[Records shown start]

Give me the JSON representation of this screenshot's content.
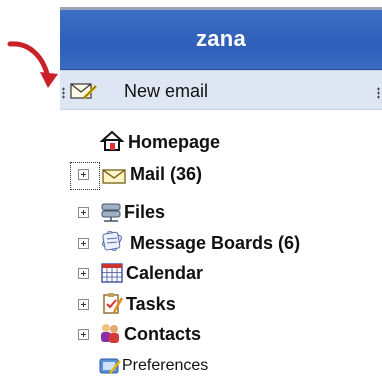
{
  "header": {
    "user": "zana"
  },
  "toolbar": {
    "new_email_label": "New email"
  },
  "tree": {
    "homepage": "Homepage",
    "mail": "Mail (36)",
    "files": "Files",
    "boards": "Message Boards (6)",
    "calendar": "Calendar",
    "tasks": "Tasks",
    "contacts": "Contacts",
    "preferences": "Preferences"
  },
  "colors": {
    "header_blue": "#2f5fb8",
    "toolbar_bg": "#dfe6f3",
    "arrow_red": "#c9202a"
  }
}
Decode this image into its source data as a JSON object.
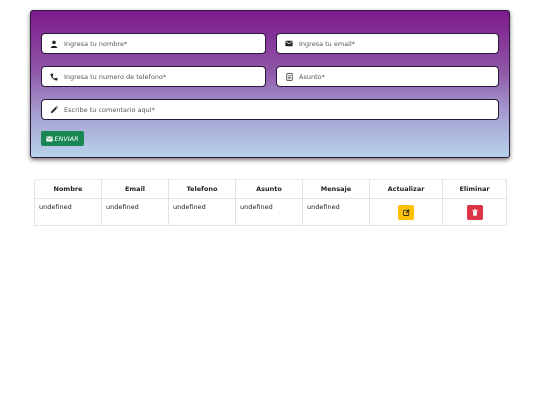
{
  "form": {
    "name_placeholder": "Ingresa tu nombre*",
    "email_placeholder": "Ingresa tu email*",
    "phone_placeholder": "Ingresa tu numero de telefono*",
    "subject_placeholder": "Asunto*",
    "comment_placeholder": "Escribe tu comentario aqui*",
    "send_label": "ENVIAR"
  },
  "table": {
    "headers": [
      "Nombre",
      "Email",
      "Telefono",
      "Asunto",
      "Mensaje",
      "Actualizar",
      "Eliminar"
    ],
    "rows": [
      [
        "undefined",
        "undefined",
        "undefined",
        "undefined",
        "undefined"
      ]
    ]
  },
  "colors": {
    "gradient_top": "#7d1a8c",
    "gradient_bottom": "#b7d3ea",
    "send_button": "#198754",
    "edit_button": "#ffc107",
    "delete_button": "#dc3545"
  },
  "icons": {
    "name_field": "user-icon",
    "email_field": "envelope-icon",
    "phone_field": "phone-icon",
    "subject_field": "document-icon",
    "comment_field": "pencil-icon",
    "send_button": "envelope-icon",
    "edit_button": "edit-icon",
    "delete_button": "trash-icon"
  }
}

[Records shown end]

● **Exercise directions**: In your copy of the records, include no pictures; repeat everything else exactly.

● **Response to the exercise**:
Give me the JSON representation of this screenshot's content.
{
  "header": {
    "user": "zana"
  },
  "toolbar": {
    "new_email_label": "New email"
  },
  "tree": {
    "homepage": "Homepage",
    "mail": "Mail (36)",
    "files": "Files",
    "boards": "Message Boards (6)",
    "calendar": "Calendar",
    "tasks": "Tasks",
    "contacts": "Contacts",
    "preferences": "Preferences"
  },
  "colors": {
    "header_blue": "#2f5fb8",
    "toolbar_bg": "#dfe6f3",
    "arrow_red": "#c9202a"
  }
}
Decode this image into its source data as a JSON object.
{
  "form": {
    "name_placeholder": "Ingresa tu nombre*",
    "email_placeholder": "Ingresa tu email*",
    "phone_placeholder": "Ingresa tu numero de telefono*",
    "subject_placeholder": "Asunto*",
    "comment_placeholder": "Escribe tu comentario aqui*",
    "send_label": "ENVIAR"
  },
  "table": {
    "headers": [
      "Nombre",
      "Email",
      "Telefono",
      "Asunto",
      "Mensaje",
      "Actualizar",
      "Eliminar"
    ],
    "rows": [
      [
        "undefined",
        "undefined",
        "undefined",
        "undefined",
        "undefined"
      ]
    ]
  },
  "colors": {
    "gradient_top": "#7d1a8c",
    "gradient_bottom": "#b7d3ea",
    "send_button": "#198754",
    "edit_button": "#ffc107",
    "delete_button": "#dc3545"
  },
  "icons": {
    "name_field": "user-icon",
    "email_field": "envelope-icon",
    "phone_field": "phone-icon",
    "subject_field": "document-icon",
    "comment_field": "pencil-icon",
    "send_button": "envelope-icon",
    "edit_button": "edit-icon",
    "delete_button": "trash-icon"
  }
}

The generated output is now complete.